* start *

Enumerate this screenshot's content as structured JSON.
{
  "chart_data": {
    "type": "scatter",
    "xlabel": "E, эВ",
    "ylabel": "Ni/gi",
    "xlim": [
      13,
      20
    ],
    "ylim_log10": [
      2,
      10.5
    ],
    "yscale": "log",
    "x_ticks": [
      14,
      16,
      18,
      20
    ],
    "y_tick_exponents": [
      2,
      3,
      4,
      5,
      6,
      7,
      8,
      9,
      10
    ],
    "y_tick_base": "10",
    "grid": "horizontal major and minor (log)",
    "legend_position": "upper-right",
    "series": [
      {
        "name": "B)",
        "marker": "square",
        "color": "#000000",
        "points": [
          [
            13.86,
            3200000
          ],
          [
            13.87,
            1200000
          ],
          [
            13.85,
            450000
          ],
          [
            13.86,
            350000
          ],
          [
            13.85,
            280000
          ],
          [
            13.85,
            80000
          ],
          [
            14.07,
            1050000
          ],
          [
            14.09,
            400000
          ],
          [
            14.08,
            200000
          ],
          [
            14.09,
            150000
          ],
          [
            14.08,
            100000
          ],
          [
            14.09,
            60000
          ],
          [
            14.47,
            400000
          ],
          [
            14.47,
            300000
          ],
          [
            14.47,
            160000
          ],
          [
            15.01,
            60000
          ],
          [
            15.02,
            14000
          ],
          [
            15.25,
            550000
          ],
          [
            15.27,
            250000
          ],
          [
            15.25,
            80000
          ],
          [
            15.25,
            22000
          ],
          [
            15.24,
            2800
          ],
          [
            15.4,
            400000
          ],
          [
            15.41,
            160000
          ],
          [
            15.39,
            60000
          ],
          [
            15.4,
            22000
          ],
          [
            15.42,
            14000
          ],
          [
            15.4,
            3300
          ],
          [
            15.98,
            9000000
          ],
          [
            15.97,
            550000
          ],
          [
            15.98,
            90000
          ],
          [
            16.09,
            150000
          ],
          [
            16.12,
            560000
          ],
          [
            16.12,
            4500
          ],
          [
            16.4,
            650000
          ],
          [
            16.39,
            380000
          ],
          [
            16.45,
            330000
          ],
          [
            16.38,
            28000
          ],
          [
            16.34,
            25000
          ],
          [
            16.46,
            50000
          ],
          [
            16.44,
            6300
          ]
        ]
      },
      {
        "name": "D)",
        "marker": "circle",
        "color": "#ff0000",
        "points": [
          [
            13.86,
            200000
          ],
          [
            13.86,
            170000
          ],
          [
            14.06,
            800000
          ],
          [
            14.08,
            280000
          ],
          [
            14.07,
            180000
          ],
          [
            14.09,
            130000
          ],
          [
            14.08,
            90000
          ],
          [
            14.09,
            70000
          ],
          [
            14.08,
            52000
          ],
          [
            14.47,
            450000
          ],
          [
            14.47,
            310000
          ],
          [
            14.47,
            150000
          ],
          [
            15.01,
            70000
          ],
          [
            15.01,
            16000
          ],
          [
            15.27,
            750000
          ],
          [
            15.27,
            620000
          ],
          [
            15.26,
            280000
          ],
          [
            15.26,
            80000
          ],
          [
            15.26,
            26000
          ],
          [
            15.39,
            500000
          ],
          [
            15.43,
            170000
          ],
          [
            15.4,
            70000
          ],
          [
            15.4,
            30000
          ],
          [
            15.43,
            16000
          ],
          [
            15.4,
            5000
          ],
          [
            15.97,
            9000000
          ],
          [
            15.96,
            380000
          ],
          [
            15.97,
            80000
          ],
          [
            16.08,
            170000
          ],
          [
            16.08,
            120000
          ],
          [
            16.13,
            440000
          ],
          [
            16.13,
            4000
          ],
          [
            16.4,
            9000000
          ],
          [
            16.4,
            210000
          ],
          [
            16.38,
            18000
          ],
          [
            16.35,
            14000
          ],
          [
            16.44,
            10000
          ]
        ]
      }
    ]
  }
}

* end *

• _PROBLEM TO WORK ON_
Restate every record exactly, leaving nothing out.

• _RESPONSE TO THIS EXERCISE_
Enumerate this screenshot's content as structured JSON.
{
  "chart_data": {
    "type": "scatter",
    "xlabel": "E, эВ",
    "ylabel": "Ni/gi",
    "xlim": [
      13,
      20
    ],
    "ylim_log10": [
      2,
      10.5
    ],
    "yscale": "log",
    "x_ticks": [
      14,
      16,
      18,
      20
    ],
    "y_tick_exponents": [
      2,
      3,
      4,
      5,
      6,
      7,
      8,
      9,
      10
    ],
    "y_tick_base": "10",
    "grid": "horizontal major and minor (log)",
    "legend_position": "upper-right",
    "series": [
      {
        "name": "B)",
        "marker": "square",
        "color": "#000000",
        "points": [
          [
            13.86,
            3200000
          ],
          [
            13.87,
            1200000
          ],
          [
            13.85,
            450000
          ],
          [
            13.86,
            350000
          ],
          [
            13.85,
            280000
          ],
          [
            13.85,
            80000
          ],
          [
            14.07,
            1050000
          ],
          [
            14.09,
            400000
          ],
          [
            14.08,
            200000
          ],
          [
            14.09,
            150000
          ],
          [
            14.08,
            100000
          ],
          [
            14.09,
            60000
          ],
          [
            14.47,
            400000
          ],
          [
            14.47,
            300000
          ],
          [
            14.47,
            160000
          ],
          [
            15.01,
            60000
          ],
          [
            15.02,
            14000
          ],
          [
            15.25,
            550000
          ],
          [
            15.27,
            250000
          ],
          [
            15.25,
            80000
          ],
          [
            15.25,
            22000
          ],
          [
            15.24,
            2800
          ],
          [
            15.4,
            400000
          ],
          [
            15.41,
            160000
          ],
          [
            15.39,
            60000
          ],
          [
            15.4,
            22000
          ],
          [
            15.42,
            14000
          ],
          [
            15.4,
            3300
          ],
          [
            15.98,
            9000000
          ],
          [
            15.97,
            550000
          ],
          [
            15.98,
            90000
          ],
          [
            16.09,
            150000
          ],
          [
            16.12,
            560000
          ],
          [
            16.12,
            4500
          ],
          [
            16.4,
            650000
          ],
          [
            16.39,
            380000
          ],
          [
            16.45,
            330000
          ],
          [
            16.38,
            28000
          ],
          [
            16.34,
            25000
          ],
          [
            16.46,
            50000
          ],
          [
            16.44,
            6300
          ]
        ]
      },
      {
        "name": "D)",
        "marker": "circle",
        "color": "#ff0000",
        "points": [
          [
            13.86,
            200000
          ],
          [
            13.86,
            170000
          ],
          [
            14.06,
            800000
          ],
          [
            14.08,
            280000
          ],
          [
            14.07,
            180000
          ],
          [
            14.09,
            130000
          ],
          [
            14.08,
            90000
          ],
          [
            14.09,
            70000
          ],
          [
            14.08,
            52000
          ],
          [
            14.47,
            450000
          ],
          [
            14.47,
            310000
          ],
          [
            14.47,
            150000
          ],
          [
            15.01,
            70000
          ],
          [
            15.01,
            16000
          ],
          [
            15.27,
            750000
          ],
          [
            15.27,
            620000
          ],
          [
            15.26,
            280000
          ],
          [
            15.26,
            80000
          ],
          [
            15.26,
            26000
          ],
          [
            15.39,
            500000
          ],
          [
            15.43,
            170000
          ],
          [
            15.4,
            70000
          ],
          [
            15.4,
            30000
          ],
          [
            15.43,
            16000
          ],
          [
            15.4,
            5000
          ],
          [
            15.97,
            9000000
          ],
          [
            15.96,
            380000
          ],
          [
            15.97,
            80000
          ],
          [
            16.08,
            170000
          ],
          [
            16.08,
            120000
          ],
          [
            16.13,
            440000
          ],
          [
            16.13,
            4000
          ],
          [
            16.4,
            9000000
          ],
          [
            16.4,
            210000
          ],
          [
            16.38,
            18000
          ],
          [
            16.35,
            14000
          ],
          [
            16.44,
            10000
          ]
        ]
      }
    ]
  }
}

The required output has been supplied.